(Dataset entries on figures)
--- START ---
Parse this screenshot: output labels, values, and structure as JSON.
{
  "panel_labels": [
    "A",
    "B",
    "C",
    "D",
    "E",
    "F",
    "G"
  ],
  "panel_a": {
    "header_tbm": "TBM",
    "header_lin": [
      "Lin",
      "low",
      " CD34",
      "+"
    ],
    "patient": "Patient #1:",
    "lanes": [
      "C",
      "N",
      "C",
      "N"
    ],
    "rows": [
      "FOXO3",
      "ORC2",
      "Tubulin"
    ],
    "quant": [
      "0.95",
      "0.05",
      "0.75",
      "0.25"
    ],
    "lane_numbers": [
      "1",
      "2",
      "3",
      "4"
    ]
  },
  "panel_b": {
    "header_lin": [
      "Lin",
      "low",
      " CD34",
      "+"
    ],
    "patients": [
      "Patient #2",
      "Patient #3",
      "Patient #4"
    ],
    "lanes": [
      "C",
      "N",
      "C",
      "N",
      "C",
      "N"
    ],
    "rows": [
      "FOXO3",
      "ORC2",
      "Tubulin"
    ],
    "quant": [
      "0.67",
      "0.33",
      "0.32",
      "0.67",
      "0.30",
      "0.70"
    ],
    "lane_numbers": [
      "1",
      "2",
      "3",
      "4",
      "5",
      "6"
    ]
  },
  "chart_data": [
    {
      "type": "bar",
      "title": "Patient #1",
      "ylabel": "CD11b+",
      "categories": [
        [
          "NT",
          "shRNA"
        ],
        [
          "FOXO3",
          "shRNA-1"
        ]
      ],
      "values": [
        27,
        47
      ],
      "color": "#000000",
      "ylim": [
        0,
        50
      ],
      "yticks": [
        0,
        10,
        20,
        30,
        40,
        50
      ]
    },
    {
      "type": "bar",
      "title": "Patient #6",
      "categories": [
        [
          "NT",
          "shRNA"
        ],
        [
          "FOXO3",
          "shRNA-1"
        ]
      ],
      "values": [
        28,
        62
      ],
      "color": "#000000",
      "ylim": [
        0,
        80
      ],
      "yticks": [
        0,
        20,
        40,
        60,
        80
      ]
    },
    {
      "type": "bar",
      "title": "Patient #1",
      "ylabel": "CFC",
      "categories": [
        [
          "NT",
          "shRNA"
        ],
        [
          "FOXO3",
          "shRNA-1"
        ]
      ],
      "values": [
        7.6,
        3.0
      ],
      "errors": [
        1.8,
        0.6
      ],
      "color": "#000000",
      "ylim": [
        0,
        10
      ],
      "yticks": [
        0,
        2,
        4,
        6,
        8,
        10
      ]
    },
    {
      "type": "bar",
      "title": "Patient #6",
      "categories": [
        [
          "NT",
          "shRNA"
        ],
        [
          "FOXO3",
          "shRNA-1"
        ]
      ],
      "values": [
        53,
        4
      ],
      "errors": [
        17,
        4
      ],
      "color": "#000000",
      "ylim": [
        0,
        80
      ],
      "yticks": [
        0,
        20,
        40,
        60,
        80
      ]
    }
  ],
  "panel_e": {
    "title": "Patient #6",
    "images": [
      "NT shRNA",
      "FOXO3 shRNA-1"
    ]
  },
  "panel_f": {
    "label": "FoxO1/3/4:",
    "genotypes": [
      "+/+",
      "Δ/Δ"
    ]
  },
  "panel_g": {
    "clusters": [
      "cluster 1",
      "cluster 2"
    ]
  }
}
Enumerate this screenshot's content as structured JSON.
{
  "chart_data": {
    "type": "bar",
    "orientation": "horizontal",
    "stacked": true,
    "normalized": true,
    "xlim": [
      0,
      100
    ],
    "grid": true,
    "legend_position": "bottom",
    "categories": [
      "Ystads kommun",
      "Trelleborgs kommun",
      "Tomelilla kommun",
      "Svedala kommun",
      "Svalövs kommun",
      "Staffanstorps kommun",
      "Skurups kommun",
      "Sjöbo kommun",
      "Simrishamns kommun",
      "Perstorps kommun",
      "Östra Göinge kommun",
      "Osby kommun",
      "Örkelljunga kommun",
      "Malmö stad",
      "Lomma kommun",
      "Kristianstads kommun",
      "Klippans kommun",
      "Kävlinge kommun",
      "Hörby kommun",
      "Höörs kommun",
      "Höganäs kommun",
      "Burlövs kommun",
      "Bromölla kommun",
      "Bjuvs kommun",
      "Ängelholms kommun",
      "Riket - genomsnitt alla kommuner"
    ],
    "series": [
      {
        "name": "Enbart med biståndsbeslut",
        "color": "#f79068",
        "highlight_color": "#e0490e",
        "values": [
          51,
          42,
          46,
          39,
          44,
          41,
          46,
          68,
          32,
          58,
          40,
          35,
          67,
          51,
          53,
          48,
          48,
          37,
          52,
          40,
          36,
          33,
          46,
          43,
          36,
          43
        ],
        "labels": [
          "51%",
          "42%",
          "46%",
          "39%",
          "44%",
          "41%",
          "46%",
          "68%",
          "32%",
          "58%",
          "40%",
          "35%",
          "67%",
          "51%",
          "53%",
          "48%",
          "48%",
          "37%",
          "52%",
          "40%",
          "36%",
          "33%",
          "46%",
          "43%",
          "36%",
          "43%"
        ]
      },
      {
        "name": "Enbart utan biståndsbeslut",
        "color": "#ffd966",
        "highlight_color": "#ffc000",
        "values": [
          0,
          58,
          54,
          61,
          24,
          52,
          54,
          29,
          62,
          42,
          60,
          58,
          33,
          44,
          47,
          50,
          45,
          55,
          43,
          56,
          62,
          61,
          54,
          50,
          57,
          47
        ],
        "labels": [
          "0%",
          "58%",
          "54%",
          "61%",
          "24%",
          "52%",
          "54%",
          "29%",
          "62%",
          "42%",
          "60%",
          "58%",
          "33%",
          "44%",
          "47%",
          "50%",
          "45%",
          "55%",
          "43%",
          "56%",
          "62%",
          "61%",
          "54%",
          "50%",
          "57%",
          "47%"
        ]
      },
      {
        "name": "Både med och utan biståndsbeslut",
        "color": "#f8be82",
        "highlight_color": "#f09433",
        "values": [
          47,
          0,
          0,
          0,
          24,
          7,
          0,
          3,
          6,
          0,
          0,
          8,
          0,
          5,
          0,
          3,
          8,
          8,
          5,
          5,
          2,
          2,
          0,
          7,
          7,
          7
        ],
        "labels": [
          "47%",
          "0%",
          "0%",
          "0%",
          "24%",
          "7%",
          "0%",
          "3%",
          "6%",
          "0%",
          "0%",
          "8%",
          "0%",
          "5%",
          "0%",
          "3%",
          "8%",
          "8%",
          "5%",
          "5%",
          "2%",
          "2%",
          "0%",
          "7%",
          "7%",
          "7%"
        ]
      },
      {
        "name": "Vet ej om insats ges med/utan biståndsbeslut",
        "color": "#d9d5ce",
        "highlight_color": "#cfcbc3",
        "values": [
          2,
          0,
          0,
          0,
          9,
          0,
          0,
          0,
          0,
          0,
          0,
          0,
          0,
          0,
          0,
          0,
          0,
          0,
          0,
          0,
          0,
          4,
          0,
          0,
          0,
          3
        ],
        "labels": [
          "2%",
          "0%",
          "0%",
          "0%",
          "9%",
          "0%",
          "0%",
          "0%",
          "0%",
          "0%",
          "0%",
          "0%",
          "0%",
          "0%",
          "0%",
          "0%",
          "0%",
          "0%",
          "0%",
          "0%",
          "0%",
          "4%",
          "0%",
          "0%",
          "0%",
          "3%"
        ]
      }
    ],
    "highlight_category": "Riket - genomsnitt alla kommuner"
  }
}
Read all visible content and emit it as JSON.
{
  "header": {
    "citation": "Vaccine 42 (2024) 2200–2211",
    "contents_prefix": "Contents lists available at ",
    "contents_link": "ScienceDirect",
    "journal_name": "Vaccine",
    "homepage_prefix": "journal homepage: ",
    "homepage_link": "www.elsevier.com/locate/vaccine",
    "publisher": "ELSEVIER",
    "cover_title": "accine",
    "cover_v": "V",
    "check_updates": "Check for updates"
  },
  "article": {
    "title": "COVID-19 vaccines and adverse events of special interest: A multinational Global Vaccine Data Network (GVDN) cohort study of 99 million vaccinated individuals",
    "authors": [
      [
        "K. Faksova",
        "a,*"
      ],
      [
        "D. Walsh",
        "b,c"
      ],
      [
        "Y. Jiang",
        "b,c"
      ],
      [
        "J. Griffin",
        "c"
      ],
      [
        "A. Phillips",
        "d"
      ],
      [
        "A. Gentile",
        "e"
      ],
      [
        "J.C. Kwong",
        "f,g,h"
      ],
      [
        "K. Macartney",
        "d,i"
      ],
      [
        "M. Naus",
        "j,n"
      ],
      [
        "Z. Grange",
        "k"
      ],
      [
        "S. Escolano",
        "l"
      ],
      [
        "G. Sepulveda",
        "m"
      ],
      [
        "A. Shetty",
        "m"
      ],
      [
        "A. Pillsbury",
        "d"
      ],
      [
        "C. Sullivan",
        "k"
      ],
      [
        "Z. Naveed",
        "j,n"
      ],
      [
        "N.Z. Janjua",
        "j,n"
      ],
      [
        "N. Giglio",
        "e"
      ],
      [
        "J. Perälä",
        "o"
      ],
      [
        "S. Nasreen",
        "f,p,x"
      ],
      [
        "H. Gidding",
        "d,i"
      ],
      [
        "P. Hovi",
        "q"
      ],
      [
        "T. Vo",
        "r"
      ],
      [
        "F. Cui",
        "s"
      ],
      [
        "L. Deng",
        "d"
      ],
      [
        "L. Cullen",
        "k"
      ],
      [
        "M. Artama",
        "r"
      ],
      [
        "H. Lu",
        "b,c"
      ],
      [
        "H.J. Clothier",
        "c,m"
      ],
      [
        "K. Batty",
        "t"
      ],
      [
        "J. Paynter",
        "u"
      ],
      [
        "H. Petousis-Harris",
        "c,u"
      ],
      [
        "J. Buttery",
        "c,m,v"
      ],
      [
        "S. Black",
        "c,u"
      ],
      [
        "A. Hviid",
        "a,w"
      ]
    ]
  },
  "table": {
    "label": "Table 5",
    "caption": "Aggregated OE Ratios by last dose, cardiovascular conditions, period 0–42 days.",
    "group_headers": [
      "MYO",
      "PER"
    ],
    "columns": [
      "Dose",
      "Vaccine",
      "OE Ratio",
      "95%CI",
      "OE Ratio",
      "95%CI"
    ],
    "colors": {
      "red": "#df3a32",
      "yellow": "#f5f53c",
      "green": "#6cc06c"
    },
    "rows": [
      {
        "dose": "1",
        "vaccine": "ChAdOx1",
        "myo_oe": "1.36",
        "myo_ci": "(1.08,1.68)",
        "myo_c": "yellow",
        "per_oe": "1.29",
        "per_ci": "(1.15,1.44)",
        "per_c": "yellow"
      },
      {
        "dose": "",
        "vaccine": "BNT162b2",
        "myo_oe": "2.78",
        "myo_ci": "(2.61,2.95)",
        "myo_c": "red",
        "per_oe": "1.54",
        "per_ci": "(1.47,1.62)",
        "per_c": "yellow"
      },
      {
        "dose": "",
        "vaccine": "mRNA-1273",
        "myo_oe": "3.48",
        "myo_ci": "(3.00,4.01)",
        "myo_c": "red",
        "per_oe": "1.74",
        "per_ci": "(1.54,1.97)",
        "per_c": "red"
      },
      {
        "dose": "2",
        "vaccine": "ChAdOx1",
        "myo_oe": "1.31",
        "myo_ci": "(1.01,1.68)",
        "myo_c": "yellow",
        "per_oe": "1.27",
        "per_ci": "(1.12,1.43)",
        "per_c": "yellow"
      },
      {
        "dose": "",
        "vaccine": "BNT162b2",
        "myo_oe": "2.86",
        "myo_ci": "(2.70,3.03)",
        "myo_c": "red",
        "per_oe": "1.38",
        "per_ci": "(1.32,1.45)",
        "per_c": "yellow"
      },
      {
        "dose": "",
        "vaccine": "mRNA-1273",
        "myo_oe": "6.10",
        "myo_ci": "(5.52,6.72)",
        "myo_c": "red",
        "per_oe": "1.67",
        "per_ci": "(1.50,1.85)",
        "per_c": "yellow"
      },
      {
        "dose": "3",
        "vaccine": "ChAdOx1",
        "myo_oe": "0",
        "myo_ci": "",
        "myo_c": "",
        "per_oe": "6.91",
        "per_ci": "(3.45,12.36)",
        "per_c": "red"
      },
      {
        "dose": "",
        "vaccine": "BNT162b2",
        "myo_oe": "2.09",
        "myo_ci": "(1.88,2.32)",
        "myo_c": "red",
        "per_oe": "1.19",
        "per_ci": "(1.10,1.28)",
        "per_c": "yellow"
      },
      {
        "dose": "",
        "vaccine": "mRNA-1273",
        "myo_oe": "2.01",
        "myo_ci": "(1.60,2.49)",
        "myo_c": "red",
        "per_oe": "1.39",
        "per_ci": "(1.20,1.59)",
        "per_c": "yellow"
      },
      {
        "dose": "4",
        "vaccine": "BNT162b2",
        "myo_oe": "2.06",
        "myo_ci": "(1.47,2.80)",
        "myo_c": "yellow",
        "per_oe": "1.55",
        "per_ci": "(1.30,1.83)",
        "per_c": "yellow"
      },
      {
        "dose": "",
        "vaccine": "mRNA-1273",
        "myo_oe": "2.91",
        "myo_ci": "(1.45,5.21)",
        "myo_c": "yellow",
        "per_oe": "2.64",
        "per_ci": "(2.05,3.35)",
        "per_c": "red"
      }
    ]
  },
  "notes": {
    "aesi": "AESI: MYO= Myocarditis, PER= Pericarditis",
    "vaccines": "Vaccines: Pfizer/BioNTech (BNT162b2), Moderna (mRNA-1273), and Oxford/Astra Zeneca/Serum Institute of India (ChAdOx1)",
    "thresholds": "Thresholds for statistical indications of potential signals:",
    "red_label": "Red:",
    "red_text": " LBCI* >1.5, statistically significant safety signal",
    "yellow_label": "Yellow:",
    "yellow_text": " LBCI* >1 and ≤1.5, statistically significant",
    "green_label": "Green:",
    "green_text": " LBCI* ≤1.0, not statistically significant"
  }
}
--- END ---
● Requirement:
The answer must be a single number: the count of lines in the entries above that contain "Enbart".

● Result:
2